# What to produce:
No images are to be carried over; print all other material exactly as it stands.

• • • • • • •

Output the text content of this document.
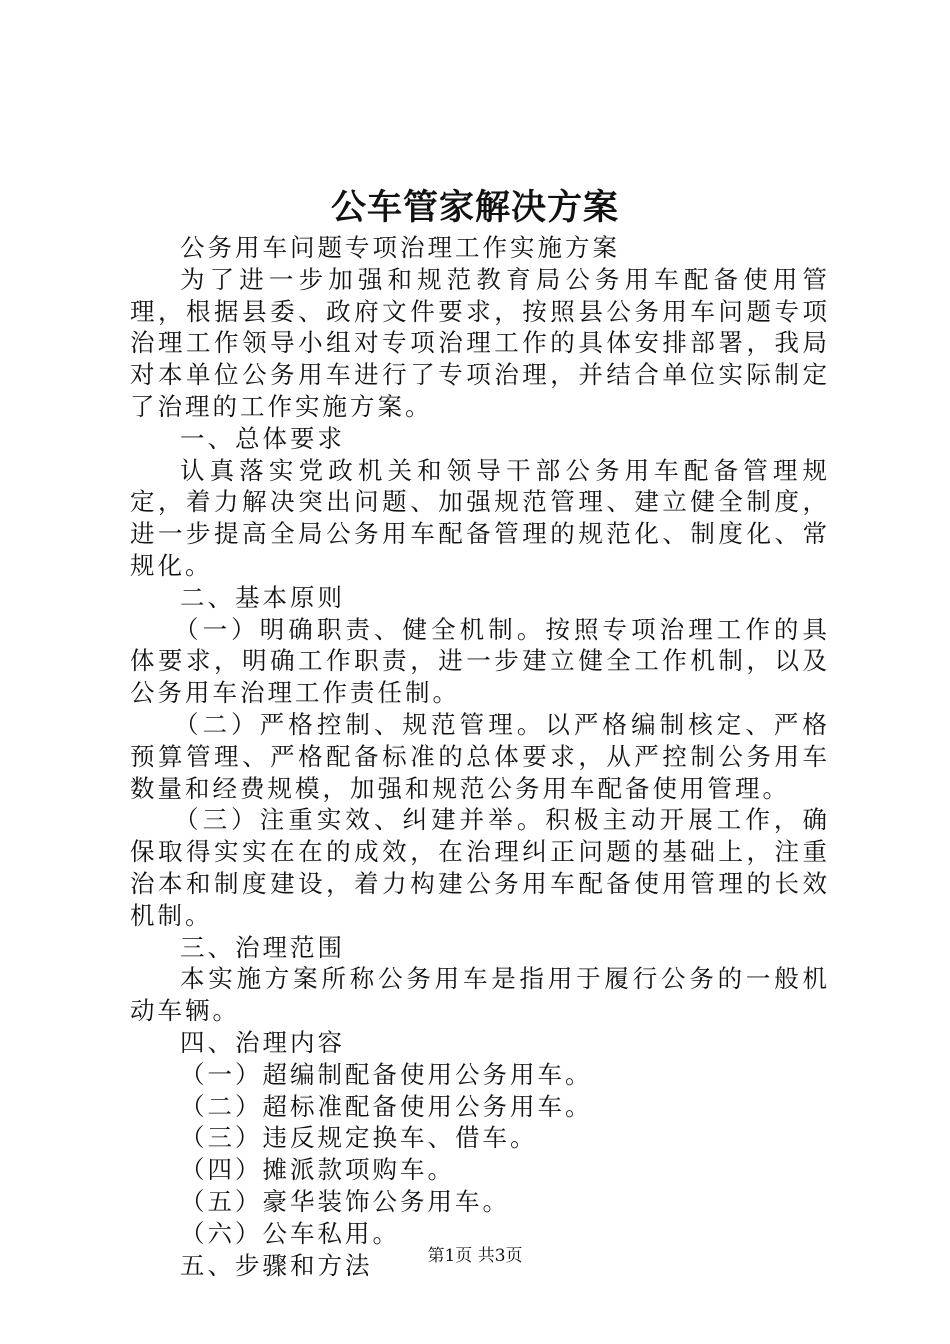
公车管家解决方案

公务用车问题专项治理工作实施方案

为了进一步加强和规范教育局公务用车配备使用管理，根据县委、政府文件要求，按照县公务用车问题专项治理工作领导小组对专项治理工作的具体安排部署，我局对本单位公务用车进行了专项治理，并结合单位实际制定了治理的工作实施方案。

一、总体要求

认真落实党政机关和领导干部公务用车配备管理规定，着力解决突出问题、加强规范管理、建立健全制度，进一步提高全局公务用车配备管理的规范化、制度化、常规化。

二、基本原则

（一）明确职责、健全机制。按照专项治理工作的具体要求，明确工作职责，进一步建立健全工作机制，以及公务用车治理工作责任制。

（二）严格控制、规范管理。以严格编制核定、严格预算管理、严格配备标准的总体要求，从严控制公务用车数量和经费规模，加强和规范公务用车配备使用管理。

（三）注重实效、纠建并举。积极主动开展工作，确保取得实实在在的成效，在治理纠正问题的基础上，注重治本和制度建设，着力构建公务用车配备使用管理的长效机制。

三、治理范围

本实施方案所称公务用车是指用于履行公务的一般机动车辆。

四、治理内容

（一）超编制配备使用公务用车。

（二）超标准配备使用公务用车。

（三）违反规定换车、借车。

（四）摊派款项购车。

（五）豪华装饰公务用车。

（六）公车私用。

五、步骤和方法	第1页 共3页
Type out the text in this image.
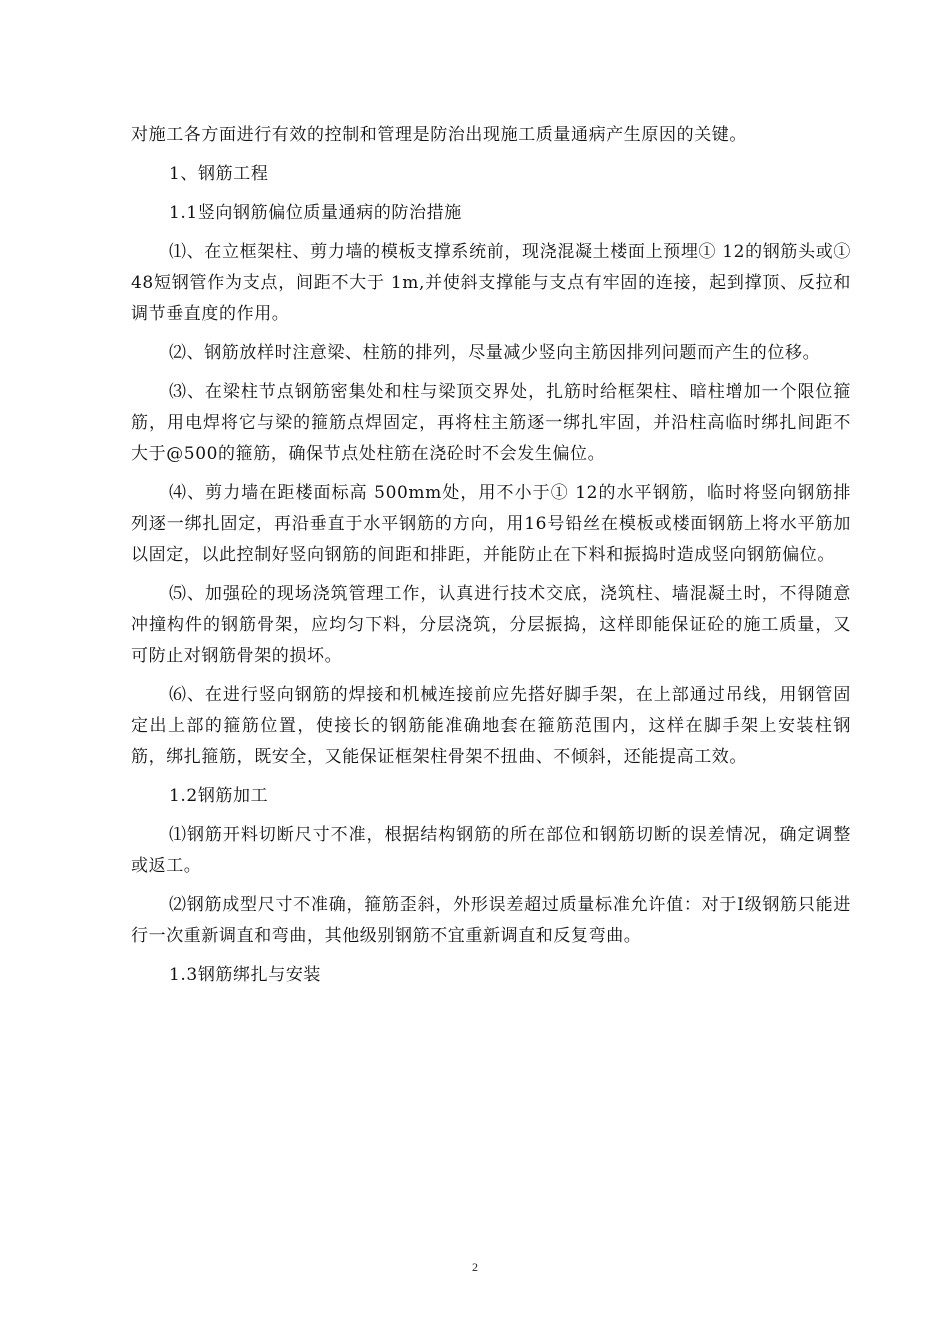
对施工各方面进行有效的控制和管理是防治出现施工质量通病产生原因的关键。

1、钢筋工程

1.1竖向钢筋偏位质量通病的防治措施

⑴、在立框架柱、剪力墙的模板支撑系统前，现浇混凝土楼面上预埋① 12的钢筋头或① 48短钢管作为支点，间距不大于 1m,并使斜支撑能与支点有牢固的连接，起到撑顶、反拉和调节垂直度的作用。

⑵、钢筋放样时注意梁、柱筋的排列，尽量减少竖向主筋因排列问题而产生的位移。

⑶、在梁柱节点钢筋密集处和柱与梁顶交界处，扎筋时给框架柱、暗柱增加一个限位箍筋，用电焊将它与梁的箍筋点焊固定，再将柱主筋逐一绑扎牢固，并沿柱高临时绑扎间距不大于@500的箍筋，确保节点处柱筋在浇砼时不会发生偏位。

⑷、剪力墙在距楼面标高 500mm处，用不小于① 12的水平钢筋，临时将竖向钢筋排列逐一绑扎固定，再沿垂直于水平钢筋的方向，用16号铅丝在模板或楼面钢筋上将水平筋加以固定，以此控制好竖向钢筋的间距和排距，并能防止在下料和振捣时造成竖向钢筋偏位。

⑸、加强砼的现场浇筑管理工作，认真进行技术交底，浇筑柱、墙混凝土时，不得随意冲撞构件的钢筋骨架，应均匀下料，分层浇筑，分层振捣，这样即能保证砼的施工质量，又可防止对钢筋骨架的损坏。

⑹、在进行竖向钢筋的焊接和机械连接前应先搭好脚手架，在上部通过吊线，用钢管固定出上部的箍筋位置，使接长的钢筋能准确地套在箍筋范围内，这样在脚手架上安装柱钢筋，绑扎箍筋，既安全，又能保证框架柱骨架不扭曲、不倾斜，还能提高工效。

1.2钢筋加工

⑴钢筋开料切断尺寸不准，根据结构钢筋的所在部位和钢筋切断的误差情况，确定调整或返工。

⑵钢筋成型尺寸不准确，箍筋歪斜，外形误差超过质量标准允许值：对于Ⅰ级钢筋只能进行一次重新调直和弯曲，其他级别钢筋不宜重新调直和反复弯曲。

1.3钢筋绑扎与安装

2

• • • • • • •

# Task response:
Output the text content of this document.
公车管家解决方案

公务用车问题专项治理工作实施方案

为了进一步加强和规范教育局公务用车配备使用管理，根据县委、政府文件要求，按照县公务用车问题专项治理工作领导小组对专项治理工作的具体安排部署，我局对本单位公务用车进行了专项治理，并结合单位实际制定了治理的工作实施方案。

一、总体要求

认真落实党政机关和领导干部公务用车配备管理规定，着力解决突出问题、加强规范管理、建立健全制度，进一步提高全局公务用车配备管理的规范化、制度化、常规化。

二、基本原则

（一）明确职责、健全机制。按照专项治理工作的具体要求，明确工作职责，进一步建立健全工作机制，以及公务用车治理工作责任制。

（二）严格控制、规范管理。以严格编制核定、严格预算管理、严格配备标准的总体要求，从严控制公务用车数量和经费规模，加强和规范公务用车配备使用管理。

（三）注重实效、纠建并举。积极主动开展工作，确保取得实实在在的成效，在治理纠正问题的基础上，注重治本和制度建设，着力构建公务用车配备使用管理的长效机制。

三、治理范围

本实施方案所称公务用车是指用于履行公务的一般机动车辆。

四、治理内容

（一）超编制配备使用公务用车。

（二）超标准配备使用公务用车。

（三）违反规定换车、借车。

（四）摊派款项购车。

（五）豪华装饰公务用车。

（六）公车私用。

五、步骤和方法	第1页 共3页
Type out the text in this image.
对施工各方面进行有效的控制和管理是防治出现施工质量通病产生原因的关键。

1、钢筋工程

1.1竖向钢筋偏位质量通病的防治措施

⑴、在立框架柱、剪力墙的模板支撑系统前，现浇混凝土楼面上预埋① 12的钢筋头或① 48短钢管作为支点，间距不大于 1m,并使斜支撑能与支点有牢固的连接，起到撑顶、反拉和调节垂直度的作用。

⑵、钢筋放样时注意梁、柱筋的排列，尽量减少竖向主筋因排列问题而产生的位移。

⑶、在梁柱节点钢筋密集处和柱与梁顶交界处，扎筋时给框架柱、暗柱增加一个限位箍筋，用电焊将它与梁的箍筋点焊固定，再将柱主筋逐一绑扎牢固，并沿柱高临时绑扎间距不大于@500的箍筋，确保节点处柱筋在浇砼时不会发生偏位。

⑷、剪力墙在距楼面标高 500mm处，用不小于① 12的水平钢筋，临时将竖向钢筋排列逐一绑扎固定，再沿垂直于水平钢筋的方向，用16号铅丝在模板或楼面钢筋上将水平筋加以固定，以此控制好竖向钢筋的间距和排距，并能防止在下料和振捣时造成竖向钢筋偏位。

⑸、加强砼的现场浇筑管理工作，认真进行技术交底，浇筑柱、墙混凝土时，不得随意冲撞构件的钢筋骨架，应均匀下料，分层浇筑，分层振捣，这样即能保证砼的施工质量，又可防止对钢筋骨架的损坏。

⑹、在进行竖向钢筋的焊接和机械连接前应先搭好脚手架，在上部通过吊线，用钢管固定出上部的箍筋位置，使接长的钢筋能准确地套在箍筋范围内，这样在脚手架上安装柱钢筋，绑扎箍筋，既安全，又能保证框架柱骨架不扭曲、不倾斜，还能提高工效。

1.2钢筋加工

⑴钢筋开料切断尺寸不准，根据结构钢筋的所在部位和钢筋切断的误差情况，确定调整或返工。

⑵钢筋成型尺寸不准确，箍筋歪斜，外形误差超过质量标准允许值：对于Ⅰ级钢筋只能进行一次重新调直和弯曲，其他级别钢筋不宜重新调直和反复弯曲。

1.3钢筋绑扎与安装

2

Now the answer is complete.